- **WHAT YOU SHOULD DO**
Extract all of the data and reproduce it precisely.

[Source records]
--- --- ---

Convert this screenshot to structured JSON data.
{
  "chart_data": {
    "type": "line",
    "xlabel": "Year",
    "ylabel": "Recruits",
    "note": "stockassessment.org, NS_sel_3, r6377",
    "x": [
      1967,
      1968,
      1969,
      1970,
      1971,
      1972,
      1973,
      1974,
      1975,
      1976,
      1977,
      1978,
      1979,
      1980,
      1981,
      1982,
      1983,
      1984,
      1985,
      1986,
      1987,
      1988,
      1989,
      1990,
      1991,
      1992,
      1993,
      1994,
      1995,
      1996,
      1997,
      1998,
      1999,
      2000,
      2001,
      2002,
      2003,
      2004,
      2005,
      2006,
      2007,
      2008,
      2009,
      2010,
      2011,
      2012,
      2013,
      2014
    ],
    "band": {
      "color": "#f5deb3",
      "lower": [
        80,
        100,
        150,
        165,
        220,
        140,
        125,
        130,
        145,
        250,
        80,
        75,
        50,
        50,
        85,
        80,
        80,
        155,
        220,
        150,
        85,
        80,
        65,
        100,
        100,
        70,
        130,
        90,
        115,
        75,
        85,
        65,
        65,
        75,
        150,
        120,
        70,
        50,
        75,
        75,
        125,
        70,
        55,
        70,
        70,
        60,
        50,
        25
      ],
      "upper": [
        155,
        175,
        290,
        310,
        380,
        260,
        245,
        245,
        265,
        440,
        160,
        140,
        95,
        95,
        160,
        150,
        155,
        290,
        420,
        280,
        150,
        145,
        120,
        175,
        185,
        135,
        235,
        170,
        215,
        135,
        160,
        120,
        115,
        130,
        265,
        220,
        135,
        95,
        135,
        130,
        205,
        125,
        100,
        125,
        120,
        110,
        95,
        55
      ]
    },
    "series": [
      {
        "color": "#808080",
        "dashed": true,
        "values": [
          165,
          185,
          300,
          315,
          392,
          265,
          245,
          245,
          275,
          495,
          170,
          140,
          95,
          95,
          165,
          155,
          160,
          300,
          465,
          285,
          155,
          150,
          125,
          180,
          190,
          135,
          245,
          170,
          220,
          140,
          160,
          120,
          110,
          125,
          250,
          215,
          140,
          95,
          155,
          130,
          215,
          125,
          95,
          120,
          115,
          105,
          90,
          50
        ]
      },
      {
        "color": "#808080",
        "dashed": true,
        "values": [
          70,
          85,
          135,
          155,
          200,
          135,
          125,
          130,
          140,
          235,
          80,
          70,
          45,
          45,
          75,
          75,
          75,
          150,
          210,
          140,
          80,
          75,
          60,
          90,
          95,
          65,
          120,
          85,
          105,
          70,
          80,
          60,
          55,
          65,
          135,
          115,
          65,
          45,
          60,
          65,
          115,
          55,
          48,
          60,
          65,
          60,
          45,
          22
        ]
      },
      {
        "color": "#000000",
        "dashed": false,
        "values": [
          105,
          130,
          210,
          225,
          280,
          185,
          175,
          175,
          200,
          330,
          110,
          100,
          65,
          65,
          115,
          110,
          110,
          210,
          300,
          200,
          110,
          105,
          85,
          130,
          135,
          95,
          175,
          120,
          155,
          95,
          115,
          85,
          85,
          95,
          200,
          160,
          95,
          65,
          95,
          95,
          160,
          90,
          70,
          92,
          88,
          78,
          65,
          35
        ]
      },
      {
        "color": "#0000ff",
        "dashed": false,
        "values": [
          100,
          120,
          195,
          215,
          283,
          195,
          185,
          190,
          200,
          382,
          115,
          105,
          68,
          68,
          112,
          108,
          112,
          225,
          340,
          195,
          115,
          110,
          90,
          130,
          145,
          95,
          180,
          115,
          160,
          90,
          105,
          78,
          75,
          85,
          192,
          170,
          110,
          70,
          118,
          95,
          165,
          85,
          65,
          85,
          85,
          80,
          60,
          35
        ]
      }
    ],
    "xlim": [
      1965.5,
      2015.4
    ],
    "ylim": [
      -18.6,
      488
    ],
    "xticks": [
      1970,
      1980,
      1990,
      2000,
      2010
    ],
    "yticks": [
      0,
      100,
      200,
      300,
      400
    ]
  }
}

--- --- ---

- **FULL SOLUTION**
Convert this screenshot to structured JSON data.
{
  "chart_data": {
    "type": "line",
    "xlabel": "Year",
    "ylabel": "Recruits",
    "note": "stockassessment.org, NS_sel_3, r6377",
    "x": [
      1967,
      1968,
      1969,
      1970,
      1971,
      1972,
      1973,
      1974,
      1975,
      1976,
      1977,
      1978,
      1979,
      1980,
      1981,
      1982,
      1983,
      1984,
      1985,
      1986,
      1987,
      1988,
      1989,
      1990,
      1991,
      1992,
      1993,
      1994,
      1995,
      1996,
      1997,
      1998,
      1999,
      2000,
      2001,
      2002,
      2003,
      2004,
      2005,
      2006,
      2007,
      2008,
      2009,
      2010,
      2011,
      2012,
      2013,
      2014
    ],
    "band": {
      "color": "#f5deb3",
      "lower": [
        80,
        100,
        150,
        165,
        220,
        140,
        125,
        130,
        145,
        250,
        80,
        75,
        50,
        50,
        85,
        80,
        80,
        155,
        220,
        150,
        85,
        80,
        65,
        100,
        100,
        70,
        130,
        90,
        115,
        75,
        85,
        65,
        65,
        75,
        150,
        120,
        70,
        50,
        75,
        75,
        125,
        70,
        55,
        70,
        70,
        60,
        50,
        25
      ],
      "upper": [
        155,
        175,
        290,
        310,
        380,
        260,
        245,
        245,
        265,
        440,
        160,
        140,
        95,
        95,
        160,
        150,
        155,
        290,
        420,
        280,
        150,
        145,
        120,
        175,
        185,
        135,
        235,
        170,
        215,
        135,
        160,
        120,
        115,
        130,
        265,
        220,
        135,
        95,
        135,
        130,
        205,
        125,
        100,
        125,
        120,
        110,
        95,
        55
      ]
    },
    "series": [
      {
        "color": "#808080",
        "dashed": true,
        "values": [
          165,
          185,
          300,
          315,
          392,
          265,
          245,
          245,
          275,
          495,
          170,
          140,
          95,
          95,
          165,
          155,
          160,
          300,
          465,
          285,
          155,
          150,
          125,
          180,
          190,
          135,
          245,
          170,
          220,
          140,
          160,
          120,
          110,
          125,
          250,
          215,
          140,
          95,
          155,
          130,
          215,
          125,
          95,
          120,
          115,
          105,
          90,
          50
        ]
      },
      {
        "color": "#808080",
        "dashed": true,
        "values": [
          70,
          85,
          135,
          155,
          200,
          135,
          125,
          130,
          140,
          235,
          80,
          70,
          45,
          45,
          75,
          75,
          75,
          150,
          210,
          140,
          80,
          75,
          60,
          90,
          95,
          65,
          120,
          85,
          105,
          70,
          80,
          60,
          55,
          65,
          135,
          115,
          65,
          45,
          60,
          65,
          115,
          55,
          48,
          60,
          65,
          60,
          45,
          22
        ]
      },
      {
        "color": "#000000",
        "dashed": false,
        "values": [
          105,
          130,
          210,
          225,
          280,
          185,
          175,
          175,
          200,
          330,
          110,
          100,
          65,
          65,
          115,
          110,
          110,
          210,
          300,
          200,
          110,
          105,
          85,
          130,
          135,
          95,
          175,
          120,
          155,
          95,
          115,
          85,
          85,
          95,
          200,
          160,
          95,
          65,
          95,
          95,
          160,
          90,
          70,
          92,
          88,
          78,
          65,
          35
        ]
      },
      {
        "color": "#0000ff",
        "dashed": false,
        "values": [
          100,
          120,
          195,
          215,
          283,
          195,
          185,
          190,
          200,
          382,
          115,
          105,
          68,
          68,
          112,
          108,
          112,
          225,
          340,
          195,
          115,
          110,
          90,
          130,
          145,
          95,
          180,
          115,
          160,
          90,
          105,
          78,
          75,
          85,
          192,
          170,
          110,
          70,
          118,
          95,
          165,
          85,
          65,
          85,
          85,
          80,
          60,
          35
        ]
      }
    ],
    "xlim": [
      1965.5,
      2015.4
    ],
    "ylim": [
      -18.6,
      488
    ],
    "xticks": [
      1970,
      1980,
      1990,
      2000,
      2010
    ],
    "yticks": [
      0,
      100,
      200,
      300,
      400
    ]
  }
}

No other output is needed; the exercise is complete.